[Given entries Boundary: Start]
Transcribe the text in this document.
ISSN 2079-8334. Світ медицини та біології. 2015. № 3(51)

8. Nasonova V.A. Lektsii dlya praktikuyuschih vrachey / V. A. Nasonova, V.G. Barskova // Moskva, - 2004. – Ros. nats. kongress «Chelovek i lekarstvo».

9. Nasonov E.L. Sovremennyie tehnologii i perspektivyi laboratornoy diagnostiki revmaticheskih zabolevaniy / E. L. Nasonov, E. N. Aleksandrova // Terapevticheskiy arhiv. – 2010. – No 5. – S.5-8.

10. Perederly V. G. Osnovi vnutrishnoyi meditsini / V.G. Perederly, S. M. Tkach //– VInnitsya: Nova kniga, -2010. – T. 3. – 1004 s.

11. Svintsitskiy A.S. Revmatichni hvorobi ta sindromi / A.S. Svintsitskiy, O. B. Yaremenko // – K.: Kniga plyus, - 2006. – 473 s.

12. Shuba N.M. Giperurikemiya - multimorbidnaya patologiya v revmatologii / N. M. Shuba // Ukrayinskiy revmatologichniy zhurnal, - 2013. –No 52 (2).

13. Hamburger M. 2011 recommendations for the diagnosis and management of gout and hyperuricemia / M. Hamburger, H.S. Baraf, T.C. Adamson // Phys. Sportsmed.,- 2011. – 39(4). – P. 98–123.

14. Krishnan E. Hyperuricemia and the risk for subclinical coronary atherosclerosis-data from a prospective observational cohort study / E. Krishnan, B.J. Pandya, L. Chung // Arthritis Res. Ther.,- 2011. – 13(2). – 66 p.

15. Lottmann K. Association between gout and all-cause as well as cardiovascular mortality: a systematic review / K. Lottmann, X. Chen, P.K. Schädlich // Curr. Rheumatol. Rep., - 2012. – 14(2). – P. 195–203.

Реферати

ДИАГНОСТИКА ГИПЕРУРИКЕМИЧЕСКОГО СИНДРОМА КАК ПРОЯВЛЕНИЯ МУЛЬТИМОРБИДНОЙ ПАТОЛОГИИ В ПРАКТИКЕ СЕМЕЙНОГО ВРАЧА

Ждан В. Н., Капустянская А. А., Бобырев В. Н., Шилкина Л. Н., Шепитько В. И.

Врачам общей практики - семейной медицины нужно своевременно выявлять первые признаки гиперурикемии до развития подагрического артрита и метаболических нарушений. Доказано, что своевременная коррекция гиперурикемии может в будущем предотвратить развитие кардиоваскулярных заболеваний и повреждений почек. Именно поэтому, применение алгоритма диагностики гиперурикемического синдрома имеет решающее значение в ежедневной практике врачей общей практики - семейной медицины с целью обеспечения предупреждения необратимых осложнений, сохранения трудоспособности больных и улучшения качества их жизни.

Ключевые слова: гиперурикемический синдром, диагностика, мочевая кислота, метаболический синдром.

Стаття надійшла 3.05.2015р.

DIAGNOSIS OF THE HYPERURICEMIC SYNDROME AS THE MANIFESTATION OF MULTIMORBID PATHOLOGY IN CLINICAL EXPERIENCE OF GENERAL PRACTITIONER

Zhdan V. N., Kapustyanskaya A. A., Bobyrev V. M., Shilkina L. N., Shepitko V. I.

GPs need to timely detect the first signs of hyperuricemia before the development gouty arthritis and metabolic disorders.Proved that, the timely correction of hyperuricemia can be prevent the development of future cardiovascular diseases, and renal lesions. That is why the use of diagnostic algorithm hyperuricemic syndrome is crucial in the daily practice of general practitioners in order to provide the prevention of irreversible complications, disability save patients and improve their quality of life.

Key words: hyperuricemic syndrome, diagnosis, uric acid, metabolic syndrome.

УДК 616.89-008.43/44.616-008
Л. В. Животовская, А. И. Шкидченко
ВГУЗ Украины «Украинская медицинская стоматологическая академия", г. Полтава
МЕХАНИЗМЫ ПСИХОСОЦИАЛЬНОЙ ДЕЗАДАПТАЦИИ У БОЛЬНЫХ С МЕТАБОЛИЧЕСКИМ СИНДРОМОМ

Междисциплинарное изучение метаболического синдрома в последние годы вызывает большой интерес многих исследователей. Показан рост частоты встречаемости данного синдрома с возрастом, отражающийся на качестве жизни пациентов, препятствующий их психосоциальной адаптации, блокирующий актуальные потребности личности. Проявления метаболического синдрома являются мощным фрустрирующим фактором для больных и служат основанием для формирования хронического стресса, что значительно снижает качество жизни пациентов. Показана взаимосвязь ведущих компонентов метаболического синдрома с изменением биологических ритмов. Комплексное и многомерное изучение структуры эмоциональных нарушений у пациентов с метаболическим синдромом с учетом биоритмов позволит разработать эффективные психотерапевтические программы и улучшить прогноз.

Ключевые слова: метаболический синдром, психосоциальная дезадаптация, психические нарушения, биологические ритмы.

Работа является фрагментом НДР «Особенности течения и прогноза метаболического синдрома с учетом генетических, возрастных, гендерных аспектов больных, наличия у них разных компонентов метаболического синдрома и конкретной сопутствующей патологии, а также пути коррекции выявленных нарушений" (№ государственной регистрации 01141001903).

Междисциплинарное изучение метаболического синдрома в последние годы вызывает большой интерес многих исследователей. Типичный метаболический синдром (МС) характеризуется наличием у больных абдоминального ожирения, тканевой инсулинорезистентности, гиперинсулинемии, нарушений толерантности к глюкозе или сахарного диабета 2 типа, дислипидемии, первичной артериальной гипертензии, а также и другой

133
[Given entries Boundary: End]
• Work required:
Nothing in the records may change; write them out again in full.

• Solution for this task:
Transcribe the text in this document.
ISSN 2079-8334. Світ медицини та біології. 2015. № 3(51)

8. Nasonova V.A. Lektsii dlya praktikuyuschih vrachey / V. A. Nasonova, V.G. Barskova // Moskva, - 2004. – Ros. nats. kongress «Chelovek i lekarstvo».

9. Nasonov E.L. Sovremennyie tehnologii i perspektivyi laboratornoy diagnostiki revmaticheskih zabolevaniy / E. L. Nasonov, E. N. Aleksandrova // Terapevticheskiy arhiv. – 2010. – No 5. – S.5-8.

10. Perederly V. G. Osnovi vnutrishnoyi meditsini / V.G. Perederly, S. M. Tkach //– VInnitsya: Nova kniga, -2010. – T. 3. – 1004 s.

11. Svintsitskiy A.S. Revmatichni hvorobi ta sindromi / A.S. Svintsitskiy, O. B. Yaremenko // – K.: Kniga plyus, - 2006. – 473 s.

12. Shuba N.M. Giperurikemiya - multimorbidnaya patologiya v revmatologii / N. M. Shuba // Ukrayinskiy revmatologichniy zhurnal, - 2013. –No 52 (2).

13. Hamburger M. 2011 recommendations for the diagnosis and management of gout and hyperuricemia / M. Hamburger, H.S. Baraf, T.C. Adamson // Phys. Sportsmed.,- 2011. – 39(4). – P. 98–123.

14. Krishnan E. Hyperuricemia and the risk for subclinical coronary atherosclerosis-data from a prospective observational cohort study / E. Krishnan, B.J. Pandya, L. Chung // Arthritis Res. Ther.,- 2011. – 13(2). – 66 p.

15. Lottmann K. Association between gout and all-cause as well as cardiovascular mortality: a systematic review / K. Lottmann, X. Chen, P.K. Schädlich // Curr. Rheumatol. Rep., - 2012. – 14(2). – P. 195–203.

Реферати

ДИАГНОСТИКА ГИПЕРУРИКЕМИЧЕСКОГО СИНДРОМА КАК ПРОЯВЛЕНИЯ МУЛЬТИМОРБИДНОЙ ПАТОЛОГИИ В ПРАКТИКЕ СЕМЕЙНОГО ВРАЧА

Ждан В. Н., Капустянская А. А., Бобырев В. Н., Шилкина Л. Н., Шепитько В. И.

Врачам общей практики - семейной медицины нужно своевременно выявлять первые признаки гиперурикемии до развития подагрического артрита и метаболических нарушений. Доказано, что своевременная коррекция гиперурикемии может в будущем предотвратить развитие кардиоваскулярных заболеваний и повреждений почек. Именно поэтому, применение алгоритма диагностики гиперурикемического синдрома имеет решающее значение в ежедневной практике врачей общей практики - семейной медицины с целью обеспечения предупреждения необратимых осложнений, сохранения трудоспособности больных и улучшения качества их жизни.

Ключевые слова: гиперурикемический синдром, диагностика, мочевая кислота, метаболический синдром.

Стаття надійшла 3.05.2015р.

DIAGNOSIS OF THE HYPERURICEMIC SYNDROME AS THE MANIFESTATION OF MULTIMORBID PATHOLOGY IN CLINICAL EXPERIENCE OF GENERAL PRACTITIONER

Zhdan V. N., Kapustyanskaya A. A., Bobyrev V. M., Shilkina L. N., Shepitko V. I.

GPs need to timely detect the first signs of hyperuricemia before the development gouty arthritis and metabolic disorders.Proved that, the timely correction of hyperuricemia can be prevent the development of future cardiovascular diseases, and renal lesions. That is why the use of diagnostic algorithm hyperuricemic syndrome is crucial in the daily practice of general practitioners in order to provide the prevention of irreversible complications, disability save patients and improve their quality of life.

Key words: hyperuricemic syndrome, diagnosis, uric acid, metabolic syndrome.

УДК 616.89-008.43/44.616-008
Л. В. Животовская, А. И. Шкидченко
ВГУЗ Украины «Украинская медицинская стоматологическая академия", г. Полтава
МЕХАНИЗМЫ ПСИХОСОЦИАЛЬНОЙ ДЕЗАДАПТАЦИИ У БОЛЬНЫХ С МЕТАБОЛИЧЕСКИМ СИНДРОМОМ

Междисциплинарное изучение метаболического синдрома в последние годы вызывает большой интерес многих исследователей. Показан рост частоты встречаемости данного синдрома с возрастом, отражающийся на качестве жизни пациентов, препятствующий их психосоциальной адаптации, блокирующий актуальные потребности личности. Проявления метаболического синдрома являются мощным фрустрирующим фактором для больных и служат основанием для формирования хронического стресса, что значительно снижает качество жизни пациентов. Показана взаимосвязь ведущих компонентов метаболического синдрома с изменением биологических ритмов. Комплексное и многомерное изучение структуры эмоциональных нарушений у пациентов с метаболическим синдромом с учетом биоритмов позволит разработать эффективные психотерапевтические программы и улучшить прогноз.

Ключевые слова: метаболический синдром, психосоциальная дезадаптация, психические нарушения, биологические ритмы.

Работа является фрагментом НДР «Особенности течения и прогноза метаболического синдрома с учетом генетических, возрастных, гендерных аспектов больных, наличия у них разных компонентов метаболического синдрома и конкретной сопутствующей патологии, а также пути коррекции выявленных нарушений" (№ государственной регистрации 01141001903).

Междисциплинарное изучение метаболического синдрома в последние годы вызывает большой интерес многих исследователей. Типичный метаболический синдром (МС) характеризуется наличием у больных абдоминального ожирения, тканевой инсулинорезистентности, гиперинсулинемии, нарушений толерантности к глюкозе или сахарного диабета 2 типа, дислипидемии, первичной артериальной гипертензии, а также и другой

133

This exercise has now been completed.